## Work to be completed
Look through the material below and count the lines with the string "this". Report only the count.

══ Supplied information ══

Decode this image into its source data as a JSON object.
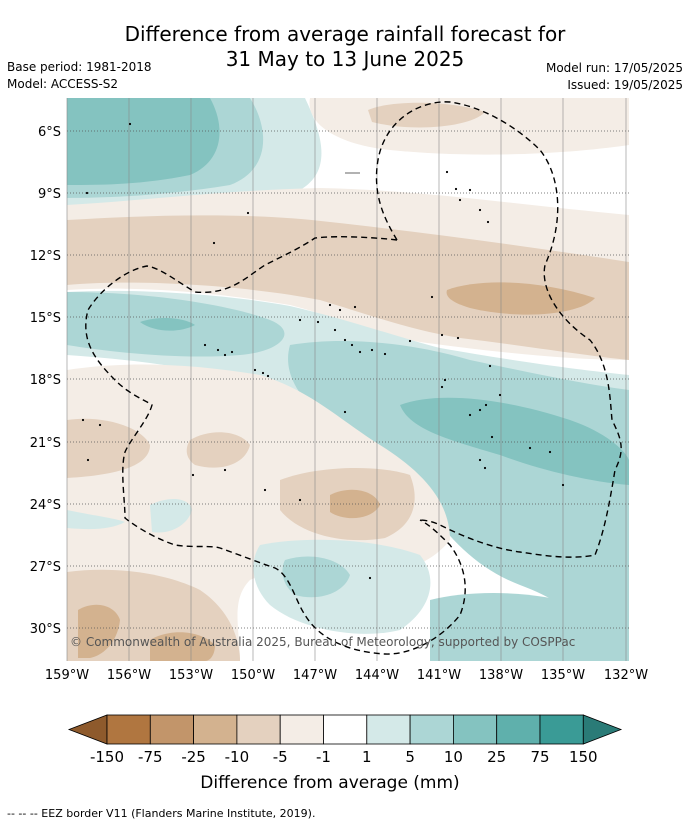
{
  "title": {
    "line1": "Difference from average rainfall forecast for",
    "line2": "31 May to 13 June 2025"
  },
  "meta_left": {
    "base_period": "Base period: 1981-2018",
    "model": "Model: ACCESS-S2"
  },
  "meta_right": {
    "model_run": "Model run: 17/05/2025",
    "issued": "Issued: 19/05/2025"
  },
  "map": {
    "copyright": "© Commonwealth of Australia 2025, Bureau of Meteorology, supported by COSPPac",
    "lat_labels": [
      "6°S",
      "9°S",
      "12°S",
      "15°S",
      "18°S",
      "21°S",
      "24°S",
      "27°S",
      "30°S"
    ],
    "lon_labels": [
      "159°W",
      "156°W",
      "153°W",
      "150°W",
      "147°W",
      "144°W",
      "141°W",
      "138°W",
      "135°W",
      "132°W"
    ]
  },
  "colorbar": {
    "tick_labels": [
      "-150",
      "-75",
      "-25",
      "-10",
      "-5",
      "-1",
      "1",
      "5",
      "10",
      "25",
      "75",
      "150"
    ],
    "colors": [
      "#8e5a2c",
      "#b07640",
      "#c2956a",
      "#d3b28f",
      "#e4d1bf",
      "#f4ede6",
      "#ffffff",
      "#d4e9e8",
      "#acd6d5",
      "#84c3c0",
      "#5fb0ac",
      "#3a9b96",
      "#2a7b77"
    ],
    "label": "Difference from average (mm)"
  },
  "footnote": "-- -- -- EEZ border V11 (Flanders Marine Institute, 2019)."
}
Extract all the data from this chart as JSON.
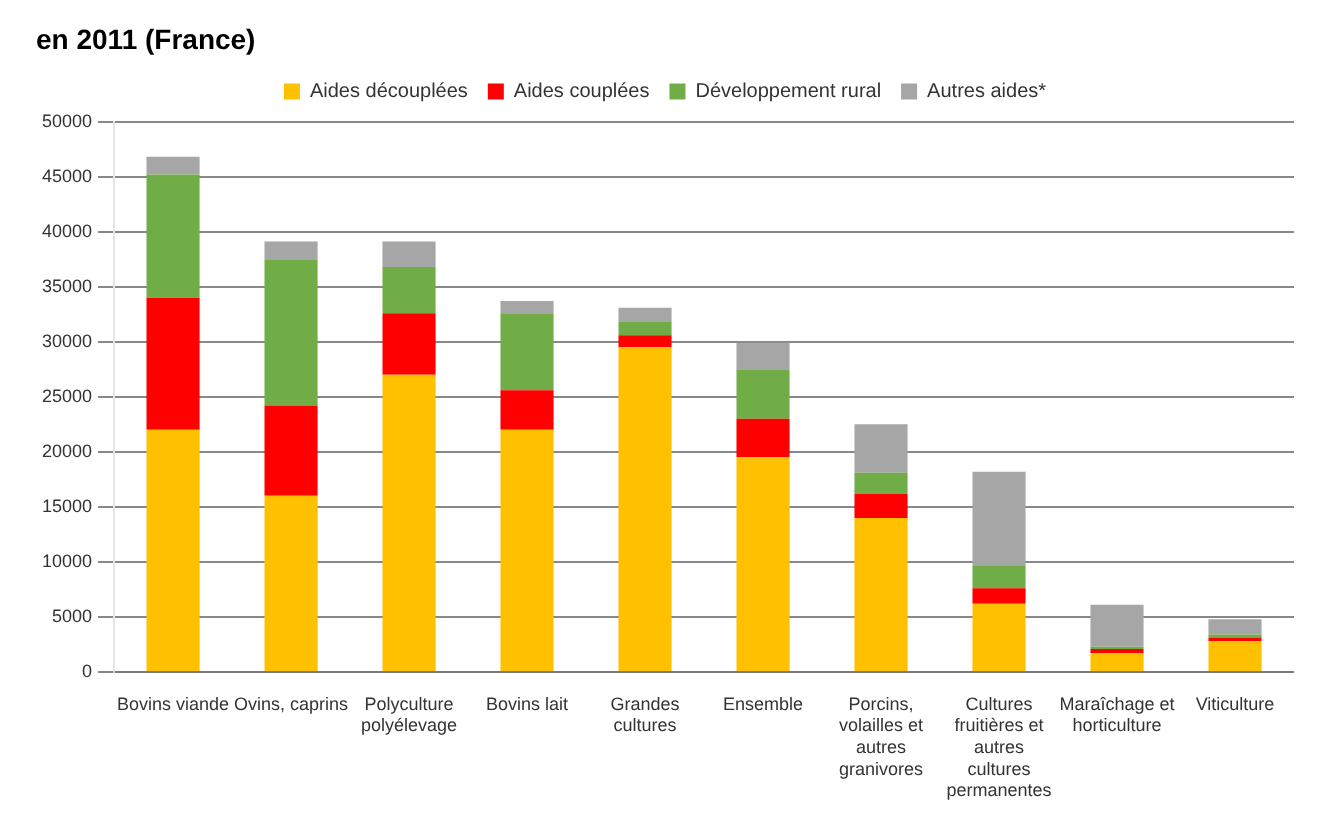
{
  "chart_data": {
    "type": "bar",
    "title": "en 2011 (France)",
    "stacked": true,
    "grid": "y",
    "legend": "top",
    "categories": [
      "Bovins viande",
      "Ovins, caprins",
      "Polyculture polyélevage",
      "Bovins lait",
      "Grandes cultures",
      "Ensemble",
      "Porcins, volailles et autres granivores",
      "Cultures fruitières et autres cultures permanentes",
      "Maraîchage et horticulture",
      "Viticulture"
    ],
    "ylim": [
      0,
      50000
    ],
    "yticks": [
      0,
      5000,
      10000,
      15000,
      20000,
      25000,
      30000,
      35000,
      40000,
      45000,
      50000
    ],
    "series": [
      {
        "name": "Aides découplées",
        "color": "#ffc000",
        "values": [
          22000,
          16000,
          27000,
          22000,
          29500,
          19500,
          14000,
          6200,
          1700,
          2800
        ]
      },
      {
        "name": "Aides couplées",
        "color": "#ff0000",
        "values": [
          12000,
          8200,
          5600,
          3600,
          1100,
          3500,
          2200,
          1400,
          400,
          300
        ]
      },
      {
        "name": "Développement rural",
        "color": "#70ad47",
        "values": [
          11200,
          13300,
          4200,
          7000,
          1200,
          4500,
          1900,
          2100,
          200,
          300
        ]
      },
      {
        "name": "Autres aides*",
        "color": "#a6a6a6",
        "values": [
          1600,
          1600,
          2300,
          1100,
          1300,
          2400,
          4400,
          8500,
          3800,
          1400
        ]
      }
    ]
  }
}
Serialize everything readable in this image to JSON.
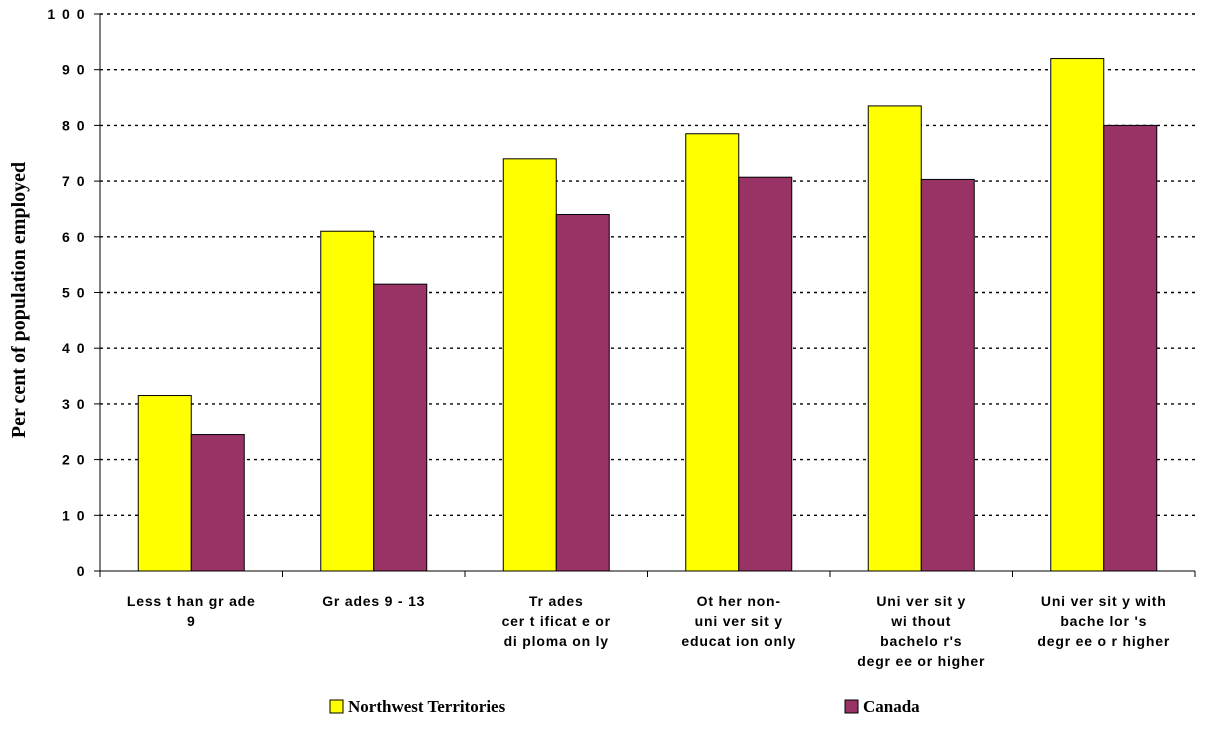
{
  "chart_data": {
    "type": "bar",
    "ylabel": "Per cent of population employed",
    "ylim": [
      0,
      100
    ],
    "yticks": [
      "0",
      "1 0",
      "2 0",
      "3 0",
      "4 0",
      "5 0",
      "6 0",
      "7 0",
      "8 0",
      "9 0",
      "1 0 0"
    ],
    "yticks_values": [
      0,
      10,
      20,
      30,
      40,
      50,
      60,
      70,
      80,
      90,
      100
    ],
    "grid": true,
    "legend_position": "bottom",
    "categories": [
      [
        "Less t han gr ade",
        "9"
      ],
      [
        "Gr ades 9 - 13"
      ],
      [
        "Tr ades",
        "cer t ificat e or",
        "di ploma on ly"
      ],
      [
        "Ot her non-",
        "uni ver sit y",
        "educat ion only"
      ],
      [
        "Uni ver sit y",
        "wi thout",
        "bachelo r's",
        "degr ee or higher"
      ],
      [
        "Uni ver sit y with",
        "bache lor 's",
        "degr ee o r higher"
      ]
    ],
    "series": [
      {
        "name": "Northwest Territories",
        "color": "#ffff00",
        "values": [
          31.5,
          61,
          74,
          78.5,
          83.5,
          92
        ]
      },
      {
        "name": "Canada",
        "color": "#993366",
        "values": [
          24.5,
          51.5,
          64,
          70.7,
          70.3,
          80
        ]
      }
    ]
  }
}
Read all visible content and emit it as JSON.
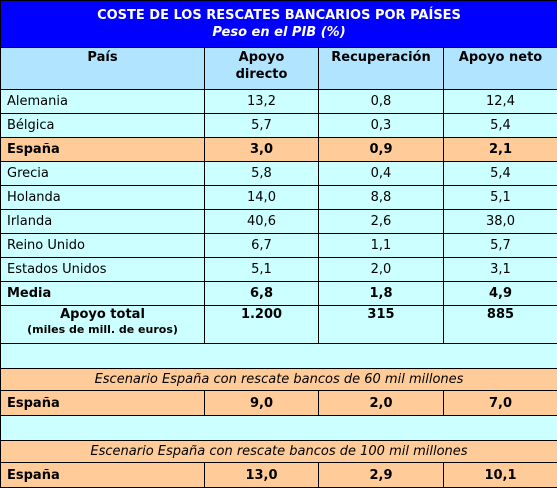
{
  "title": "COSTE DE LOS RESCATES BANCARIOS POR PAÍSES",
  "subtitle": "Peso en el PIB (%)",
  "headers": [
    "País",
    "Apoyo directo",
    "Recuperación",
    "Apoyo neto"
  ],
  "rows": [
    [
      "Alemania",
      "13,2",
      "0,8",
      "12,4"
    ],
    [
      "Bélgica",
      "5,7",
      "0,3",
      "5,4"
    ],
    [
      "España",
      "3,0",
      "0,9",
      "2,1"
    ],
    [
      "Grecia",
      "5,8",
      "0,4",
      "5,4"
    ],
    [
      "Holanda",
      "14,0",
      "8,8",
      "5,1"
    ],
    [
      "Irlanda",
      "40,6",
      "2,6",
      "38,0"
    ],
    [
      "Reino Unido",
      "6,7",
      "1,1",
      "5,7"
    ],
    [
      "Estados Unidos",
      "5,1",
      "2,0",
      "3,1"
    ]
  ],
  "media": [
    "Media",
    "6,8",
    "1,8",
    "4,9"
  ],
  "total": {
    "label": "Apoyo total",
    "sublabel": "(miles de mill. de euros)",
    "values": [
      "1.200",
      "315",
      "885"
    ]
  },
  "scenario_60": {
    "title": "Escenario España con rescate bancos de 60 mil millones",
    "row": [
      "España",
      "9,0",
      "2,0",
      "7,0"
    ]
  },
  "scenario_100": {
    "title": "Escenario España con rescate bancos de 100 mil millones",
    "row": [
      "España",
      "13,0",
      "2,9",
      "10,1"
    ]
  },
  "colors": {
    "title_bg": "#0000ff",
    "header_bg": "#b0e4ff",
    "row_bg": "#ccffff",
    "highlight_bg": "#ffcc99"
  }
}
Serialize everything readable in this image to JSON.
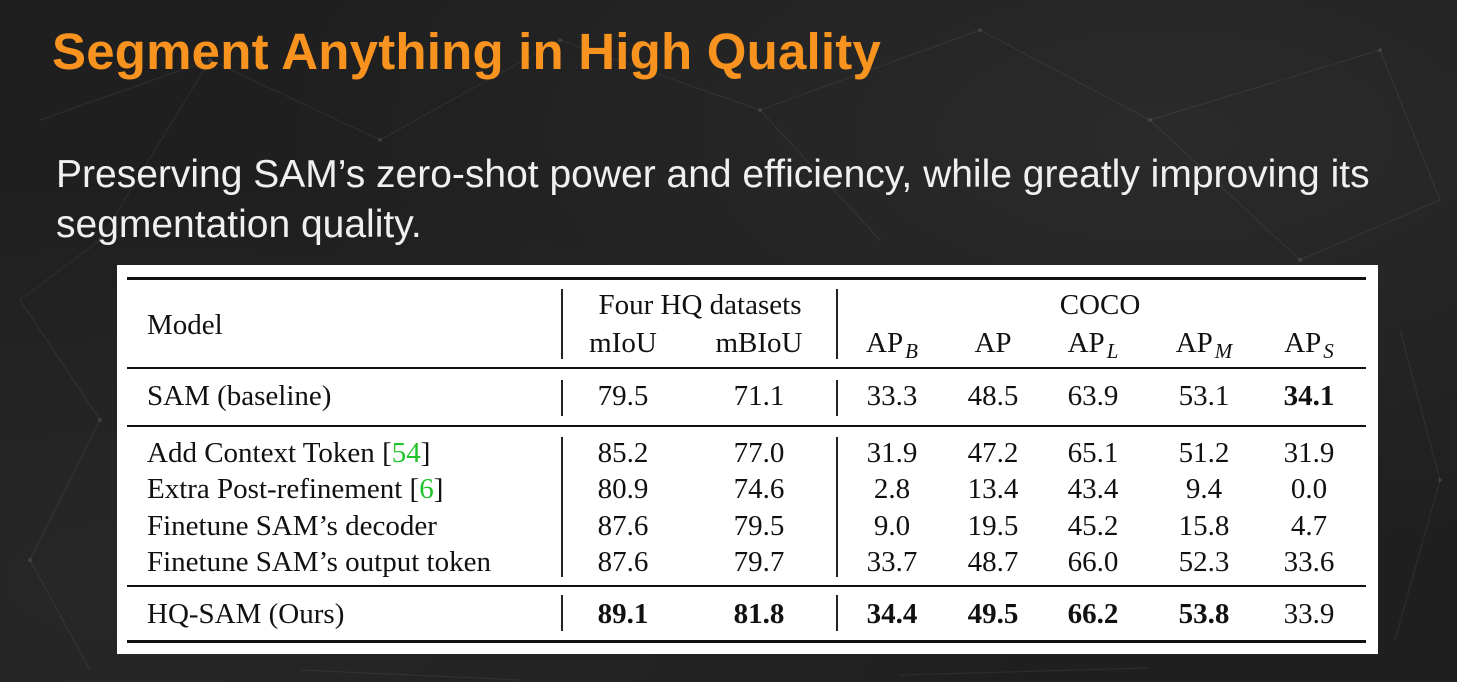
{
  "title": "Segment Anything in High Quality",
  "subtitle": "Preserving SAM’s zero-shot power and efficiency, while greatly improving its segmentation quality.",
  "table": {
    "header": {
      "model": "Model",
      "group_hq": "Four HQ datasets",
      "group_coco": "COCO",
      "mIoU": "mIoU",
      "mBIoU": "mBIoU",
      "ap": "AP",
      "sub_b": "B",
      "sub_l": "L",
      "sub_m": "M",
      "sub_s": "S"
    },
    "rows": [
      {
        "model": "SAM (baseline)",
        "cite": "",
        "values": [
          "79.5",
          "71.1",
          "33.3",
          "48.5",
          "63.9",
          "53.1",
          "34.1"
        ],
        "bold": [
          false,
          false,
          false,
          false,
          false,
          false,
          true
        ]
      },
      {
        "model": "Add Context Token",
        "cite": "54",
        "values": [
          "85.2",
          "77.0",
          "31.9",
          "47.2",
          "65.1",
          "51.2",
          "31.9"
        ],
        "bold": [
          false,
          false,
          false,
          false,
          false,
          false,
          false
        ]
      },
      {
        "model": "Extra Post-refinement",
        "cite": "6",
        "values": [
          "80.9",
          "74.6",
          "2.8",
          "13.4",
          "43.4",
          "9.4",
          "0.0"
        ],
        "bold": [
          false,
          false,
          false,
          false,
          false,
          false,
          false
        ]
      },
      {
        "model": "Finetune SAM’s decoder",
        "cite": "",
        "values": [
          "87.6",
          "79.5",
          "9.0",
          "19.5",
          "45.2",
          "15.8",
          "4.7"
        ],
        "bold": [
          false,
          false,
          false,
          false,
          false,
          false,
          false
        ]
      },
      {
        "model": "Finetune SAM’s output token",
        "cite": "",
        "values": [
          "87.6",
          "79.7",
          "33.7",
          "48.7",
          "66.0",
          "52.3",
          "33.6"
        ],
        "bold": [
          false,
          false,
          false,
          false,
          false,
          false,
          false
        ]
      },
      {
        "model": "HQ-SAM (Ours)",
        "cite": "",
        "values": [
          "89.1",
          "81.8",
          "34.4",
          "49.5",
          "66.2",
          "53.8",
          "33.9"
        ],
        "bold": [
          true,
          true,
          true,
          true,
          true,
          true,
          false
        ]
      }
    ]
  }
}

═══

## Full answer
4